### Problem requirements:
Repeat the entire listing exactly as written.

##### Data lines #####

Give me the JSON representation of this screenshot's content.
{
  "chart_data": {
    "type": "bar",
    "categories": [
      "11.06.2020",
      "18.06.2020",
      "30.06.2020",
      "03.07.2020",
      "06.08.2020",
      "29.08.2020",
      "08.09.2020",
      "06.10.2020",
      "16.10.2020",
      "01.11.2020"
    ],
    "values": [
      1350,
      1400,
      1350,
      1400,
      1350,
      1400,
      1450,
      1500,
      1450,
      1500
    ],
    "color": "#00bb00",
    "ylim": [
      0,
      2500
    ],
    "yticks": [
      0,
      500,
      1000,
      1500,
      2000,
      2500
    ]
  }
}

#####

### Completed exercise:
Give me the JSON representation of this screenshot's content.
{
  "chart_data": {
    "type": "bar",
    "categories": [
      "11.06.2020",
      "18.06.2020",
      "30.06.2020",
      "03.07.2020",
      "06.08.2020",
      "29.08.2020",
      "08.09.2020",
      "06.10.2020",
      "16.10.2020",
      "01.11.2020"
    ],
    "values": [
      1350,
      1400,
      1350,
      1400,
      1350,
      1400,
      1450,
      1500,
      1450,
      1500
    ],
    "color": "#00bb00",
    "ylim": [
      0,
      2500
    ],
    "yticks": [
      0,
      500,
      1000,
      1500,
      2000,
      2500
    ]
  }
}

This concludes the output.